Stated goal = Collect all lines containing the word "odgovora" from the data.

Dataset rows =
** start **

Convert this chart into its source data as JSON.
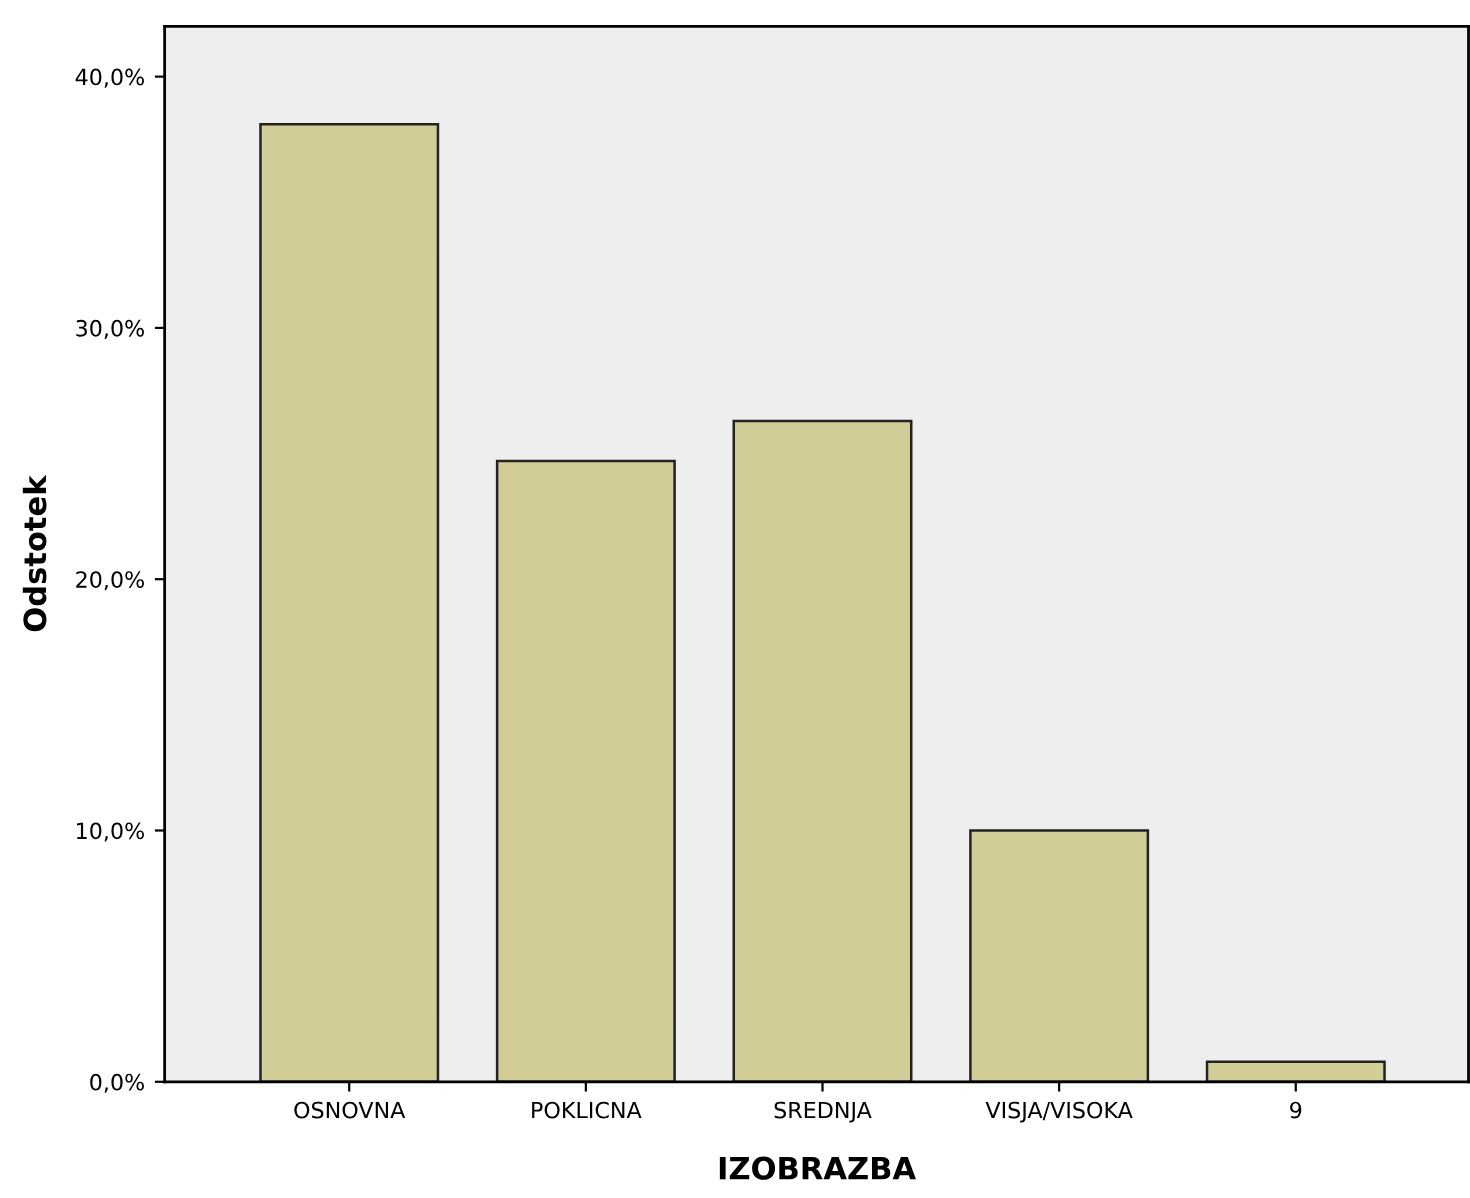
{
  "chart_data": {
    "type": "bar",
    "xlabel": "IZOBRAZBA",
    "ylabel": "Odstotek",
    "categories": [
      "OSNOVNA",
      "POKLICNA",
      "SREDNJA",
      "VISJA/VISOKA",
      "9"
    ],
    "values": [
      38.1,
      24.7,
      26.3,
      10.0,
      0.8
    ],
    "color": "#d2cd96",
    "ylim": [
      0,
      42
    ],
    "yticks": [
      {
        "value": 0,
        "label": "0,0%"
      },
      {
        "value": 10,
        "label": "10,0%"
      },
      {
        "value": 20,
        "label": "20,0%"
      },
      {
        "value": 30,
        "label": "30,0%"
      },
      {
        "value": 40,
        "label": "40,0%"
      }
    ],
    "grid": false
  }
}
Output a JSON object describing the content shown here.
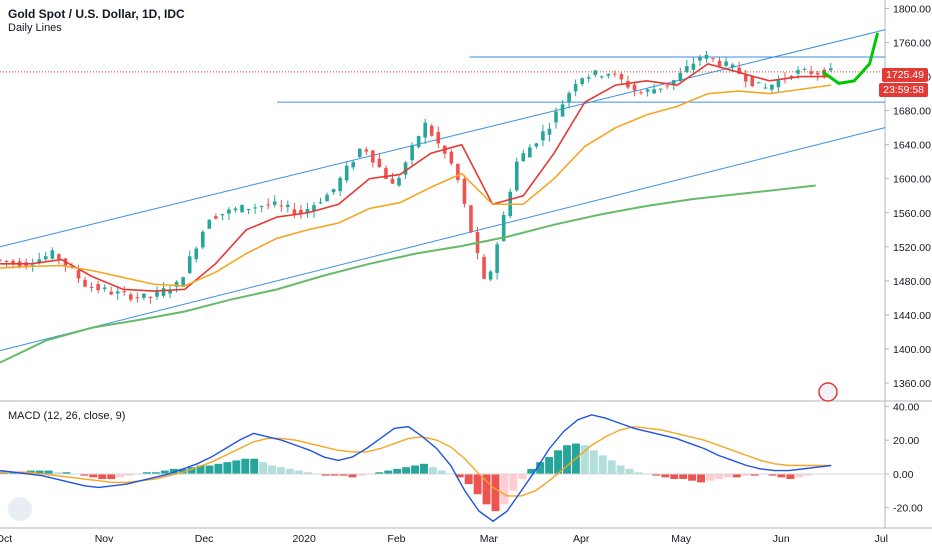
{
  "header": {
    "title": "Gold Spot / U.S. Dollar, 1D, IDC",
    "subtitle": "Daily Lines"
  },
  "macd_label": "MACD (12, 26, close, 9)",
  "price_badge": "1725.49",
  "countdown_badge": "23:59:58",
  "colors": {
    "up": "#26a69a",
    "down": "#ef5350",
    "ema_fast": "#e53935",
    "ema_mid": "#f5a623",
    "ema_slow": "#66bb6a",
    "channel": "#3a8ee6",
    "macd_line": "#1e53e5",
    "signal_line": "#f5a623",
    "forecast": "#00c800"
  },
  "chart_data": [
    {
      "type": "line",
      "y_ticks": [
        "1800.00",
        "1760.00",
        "1720.00",
        "1680.00",
        "1640.00",
        "1600.00",
        "1560.00",
        "1520.00",
        "1480.00",
        "1440.00",
        "1400.00",
        "1360.00"
      ],
      "x_labels": [
        "Oct",
        "Nov",
        "Dec",
        "2020",
        "Feb",
        "Mar",
        "Apr",
        "May",
        "Jun",
        "Jul"
      ],
      "ylim": [
        1340,
        1810
      ],
      "series": [
        {
          "key": "price",
          "x": [
            0,
            8,
            16,
            24,
            32,
            40,
            48,
            56,
            64,
            72,
            80,
            88,
            96,
            104,
            112,
            120,
            128,
            136,
            144,
            152,
            160,
            168,
            176,
            184,
            192,
            200,
            208,
            216
          ],
          "values": [
            1505,
            1500,
            1512,
            1475,
            1465,
            1460,
            1476,
            1555,
            1565,
            1570,
            1560,
            1585,
            1640,
            1590,
            1665,
            1610,
            1470,
            1620,
            1660,
            1720,
            1725,
            1700,
            1712,
            1745,
            1730,
            1705,
            1725,
            1725
          ]
        },
        {
          "key": "ema_fast",
          "x": [
            0,
            8,
            16,
            24,
            32,
            40,
            48,
            56,
            64,
            72,
            80,
            88,
            96,
            104,
            112,
            120,
            128,
            136,
            144,
            152,
            160,
            168,
            176,
            184,
            192,
            200,
            208,
            216
          ],
          "values": [
            1500,
            1500,
            1505,
            1485,
            1470,
            1468,
            1470,
            1500,
            1540,
            1555,
            1560,
            1570,
            1600,
            1605,
            1630,
            1640,
            1570,
            1580,
            1630,
            1690,
            1710,
            1715,
            1710,
            1735,
            1725,
            1715,
            1720,
            1720
          ]
        },
        {
          "key": "ema_mid",
          "x": [
            0,
            8,
            16,
            24,
            32,
            40,
            48,
            56,
            64,
            72,
            80,
            88,
            96,
            104,
            112,
            120,
            128,
            136,
            144,
            152,
            160,
            168,
            176,
            184,
            192,
            200,
            208,
            216
          ],
          "values": [
            1495,
            1497,
            1498,
            1492,
            1484,
            1476,
            1474,
            1490,
            1512,
            1530,
            1540,
            1548,
            1565,
            1572,
            1590,
            1606,
            1570,
            1570,
            1600,
            1638,
            1660,
            1675,
            1685,
            1700,
            1703,
            1700,
            1705,
            1710
          ]
        },
        {
          "key": "ema_slow",
          "x": [
            0,
            12,
            24,
            36,
            48,
            60,
            72,
            84,
            96,
            108,
            120,
            132,
            144,
            156,
            168,
            180,
            192,
            204,
            212
          ],
          "values": [
            1384,
            1410,
            1425,
            1434,
            1444,
            1458,
            1470,
            1486,
            1500,
            1512,
            1521,
            1532,
            1546,
            1558,
            1568,
            1576,
            1582,
            1588,
            1592
          ]
        }
      ],
      "forecast_arrow": {
        "x": [
          214,
          218,
          222,
          226,
          228
        ],
        "values": [
          1725,
          1712,
          1715,
          1735,
          1770
        ]
      }
    },
    {
      "type": "bar",
      "title": "MACD (12, 26, close, 9)",
      "y_ticks": [
        "40.00",
        "20.00",
        "0.00",
        "-20.00"
      ],
      "ylim": [
        -32,
        42
      ],
      "histogram": [
        1,
        1,
        1,
        2,
        2,
        2,
        1,
        1,
        0,
        -1,
        -2,
        -3,
        -3,
        -2,
        -1,
        0,
        1,
        1,
        2,
        3,
        3,
        4,
        5,
        5,
        6,
        7,
        8,
        9,
        9,
        7,
        5,
        4,
        3,
        2,
        1,
        0,
        -1,
        -1,
        -1,
        -2,
        -1,
        0,
        1,
        2,
        3,
        4,
        5,
        6,
        4,
        2,
        0,
        -2,
        -6,
        -12,
        -18,
        -22,
        -18,
        -10,
        -3,
        3,
        7,
        10,
        14,
        17,
        18,
        17,
        14,
        11,
        8,
        5,
        3,
        1,
        0,
        -1,
        -2,
        -3,
        -3,
        -4,
        -5,
        -4,
        -3,
        -2,
        -2,
        -1,
        -1,
        0,
        -1,
        -2,
        -3,
        -2,
        -1,
        0,
        0
      ],
      "macd_line": [
        2,
        1,
        0,
        -1,
        -3,
        -5,
        -7,
        -8,
        -7,
        -6,
        -4,
        -2,
        0,
        3,
        6,
        10,
        15,
        20,
        24,
        22,
        20,
        17,
        14,
        10,
        8,
        10,
        15,
        21,
        27,
        28,
        22,
        15,
        5,
        -10,
        -22,
        -28,
        -22,
        -10,
        2,
        15,
        25,
        32,
        35,
        33,
        30,
        27,
        25,
        23,
        21,
        18,
        15,
        11,
        8,
        5,
        3,
        2,
        2,
        3,
        4,
        5
      ],
      "signal_line": [
        1,
        1,
        1,
        0,
        -1,
        -2,
        -3,
        -4,
        -5,
        -5,
        -4,
        -3,
        -1,
        1,
        4,
        7,
        11,
        15,
        19,
        21,
        21,
        20,
        18,
        16,
        14,
        13,
        13,
        15,
        18,
        21,
        22,
        20,
        16,
        9,
        0,
        -8,
        -13,
        -13,
        -10,
        -4,
        3,
        10,
        17,
        22,
        26,
        28,
        27,
        26,
        24,
        22,
        20,
        17,
        14,
        11,
        8,
        6,
        5,
        5,
        5,
        5
      ]
    }
  ]
}
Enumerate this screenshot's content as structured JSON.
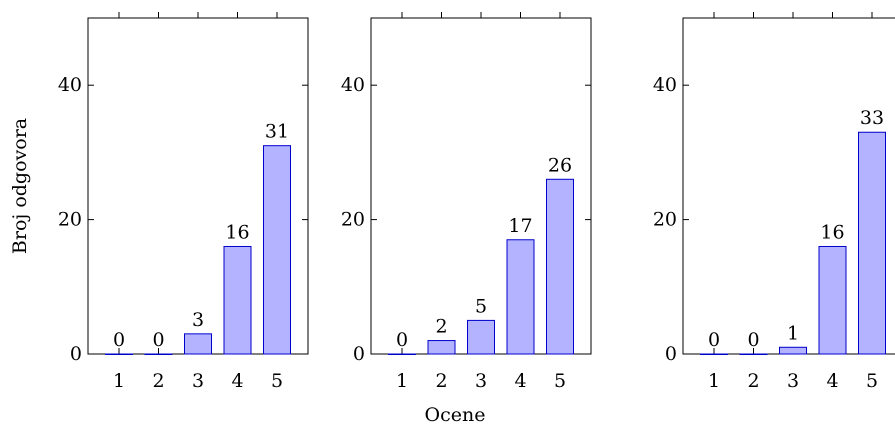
{
  "figure": {
    "ylabel": "Broj odgovora",
    "xlabel": "Ocene"
  },
  "chart_data": [
    {
      "type": "bar",
      "categories": [
        "1",
        "2",
        "3",
        "4",
        "5"
      ],
      "values": [
        0,
        0,
        3,
        16,
        31
      ],
      "ylim": [
        0,
        50
      ],
      "yticks": [
        0,
        20,
        40
      ],
      "title": "",
      "xlabel": "",
      "ylabel": "Broj odgovora",
      "colors": {
        "fill": "#b3b3ff",
        "stroke": "#0000cc"
      }
    },
    {
      "type": "bar",
      "categories": [
        "1",
        "2",
        "3",
        "4",
        "5"
      ],
      "values": [
        0,
        2,
        5,
        17,
        26
      ],
      "ylim": [
        0,
        50
      ],
      "yticks": [
        0,
        20,
        40
      ],
      "title": "",
      "xlabel": "Ocene",
      "ylabel": "",
      "colors": {
        "fill": "#b3b3ff",
        "stroke": "#0000cc"
      }
    },
    {
      "type": "bar",
      "categories": [
        "1",
        "2",
        "3",
        "4",
        "5"
      ],
      "values": [
        0,
        0,
        1,
        16,
        33
      ],
      "ylim": [
        0,
        50
      ],
      "yticks": [
        0,
        20,
        40
      ],
      "title": "",
      "xlabel": "",
      "ylabel": "",
      "colors": {
        "fill": "#b3b3ff",
        "stroke": "#0000cc"
      }
    }
  ]
}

** end **

The response =
    "ylabel": "Broj odgovora",
      "ylabel": "Broj odgovora",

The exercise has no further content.